===== RECORD EXCERPTS

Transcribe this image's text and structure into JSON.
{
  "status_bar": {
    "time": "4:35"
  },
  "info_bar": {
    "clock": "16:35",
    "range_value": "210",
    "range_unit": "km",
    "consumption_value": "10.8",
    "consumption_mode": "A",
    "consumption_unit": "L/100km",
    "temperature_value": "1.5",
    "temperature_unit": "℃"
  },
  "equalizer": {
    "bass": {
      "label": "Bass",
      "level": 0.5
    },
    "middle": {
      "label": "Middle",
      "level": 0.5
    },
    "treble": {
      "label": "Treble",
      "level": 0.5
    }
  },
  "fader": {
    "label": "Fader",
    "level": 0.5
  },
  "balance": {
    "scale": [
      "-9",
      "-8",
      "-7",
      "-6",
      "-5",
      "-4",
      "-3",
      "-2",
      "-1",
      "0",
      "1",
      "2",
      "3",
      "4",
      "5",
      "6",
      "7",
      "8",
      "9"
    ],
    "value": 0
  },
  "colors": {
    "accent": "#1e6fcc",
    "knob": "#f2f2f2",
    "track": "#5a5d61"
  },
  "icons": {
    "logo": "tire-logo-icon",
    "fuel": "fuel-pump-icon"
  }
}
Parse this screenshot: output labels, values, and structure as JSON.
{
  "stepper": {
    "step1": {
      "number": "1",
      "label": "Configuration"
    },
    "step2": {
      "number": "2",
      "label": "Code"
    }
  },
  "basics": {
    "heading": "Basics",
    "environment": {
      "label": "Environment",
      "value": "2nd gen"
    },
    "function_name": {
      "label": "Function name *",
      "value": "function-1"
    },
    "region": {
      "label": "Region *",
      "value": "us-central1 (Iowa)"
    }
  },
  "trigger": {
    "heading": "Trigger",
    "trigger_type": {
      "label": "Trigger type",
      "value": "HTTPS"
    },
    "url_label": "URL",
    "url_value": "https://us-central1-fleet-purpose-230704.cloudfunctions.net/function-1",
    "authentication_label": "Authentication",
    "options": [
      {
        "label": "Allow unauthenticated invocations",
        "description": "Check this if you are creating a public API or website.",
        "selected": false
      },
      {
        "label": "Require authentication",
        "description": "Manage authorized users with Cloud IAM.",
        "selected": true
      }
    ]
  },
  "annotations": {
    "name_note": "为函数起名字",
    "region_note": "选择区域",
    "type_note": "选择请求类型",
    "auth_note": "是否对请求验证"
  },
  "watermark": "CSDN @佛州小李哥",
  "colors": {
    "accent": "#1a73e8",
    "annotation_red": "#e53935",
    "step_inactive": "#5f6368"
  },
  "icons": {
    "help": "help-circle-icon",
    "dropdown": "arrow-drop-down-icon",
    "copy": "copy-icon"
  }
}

==========

YOUR GOAL - Could you quote the material above in full, exactly as it stands?

TASK RESULT -
Transcribe this image's text and structure into JSON.
{
  "status_bar": {
    "time": "4:35"
  },
  "info_bar": {
    "clock": "16:35",
    "range_value": "210",
    "range_unit": "km",
    "consumption_value": "10.8",
    "consumption_mode": "A",
    "consumption_unit": "L/100km",
    "temperature_value": "1.5",
    "temperature_unit": "℃"
  },
  "equalizer": {
    "bass": {
      "label": "Bass",
      "level": 0.5
    },
    "middle": {
      "label": "Middle",
      "level": 0.5
    },
    "treble": {
      "label": "Treble",
      "level": 0.5
    }
  },
  "fader": {
    "label": "Fader",
    "level": 0.5
  },
  "balance": {
    "scale": [
      "-9",
      "-8",
      "-7",
      "-6",
      "-5",
      "-4",
      "-3",
      "-2",
      "-1",
      "0",
      "1",
      "2",
      "3",
      "4",
      "5",
      "6",
      "7",
      "8",
      "9"
    ],
    "value": 0
  },
  "colors": {
    "accent": "#1e6fcc",
    "knob": "#f2f2f2",
    "track": "#5a5d61"
  },
  "icons": {
    "logo": "tire-logo-icon",
    "fuel": "fuel-pump-icon"
  }
}
Parse this screenshot: output labels, values, and structure as JSON.
{
  "stepper": {
    "step1": {
      "number": "1",
      "label": "Configuration"
    },
    "step2": {
      "number": "2",
      "label": "Code"
    }
  },
  "basics": {
    "heading": "Basics",
    "environment": {
      "label": "Environment",
      "value": "2nd gen"
    },
    "function_name": {
      "label": "Function name *",
      "value": "function-1"
    },
    "region": {
      "label": "Region *",
      "value": "us-central1 (Iowa)"
    }
  },
  "trigger": {
    "heading": "Trigger",
    "trigger_type": {
      "label": "Trigger type",
      "value": "HTTPS"
    },
    "url_label": "URL",
    "url_value": "https://us-central1-fleet-purpose-230704.cloudfunctions.net/function-1",
    "authentication_label": "Authentication",
    "options": [
      {
        "label": "Allow unauthenticated invocations",
        "description": "Check this if you are creating a public API or website.",
        "selected": false
      },
      {
        "label": "Require authentication",
        "description": "Manage authorized users with Cloud IAM.",
        "selected": true
      }
    ]
  },
  "annotations": {
    "name_note": "为函数起名字",
    "region_note": "选择区域",
    "type_note": "选择请求类型",
    "auth_note": "是否对请求验证"
  },
  "watermark": "CSDN @佛州小李哥",
  "colors": {
    "accent": "#1a73e8",
    "annotation_red": "#e53935",
    "step_inactive": "#5f6368"
  },
  "icons": {
    "help": "help-circle-icon",
    "dropdown": "arrow-drop-down-icon",
    "copy": "copy-icon"
  }
}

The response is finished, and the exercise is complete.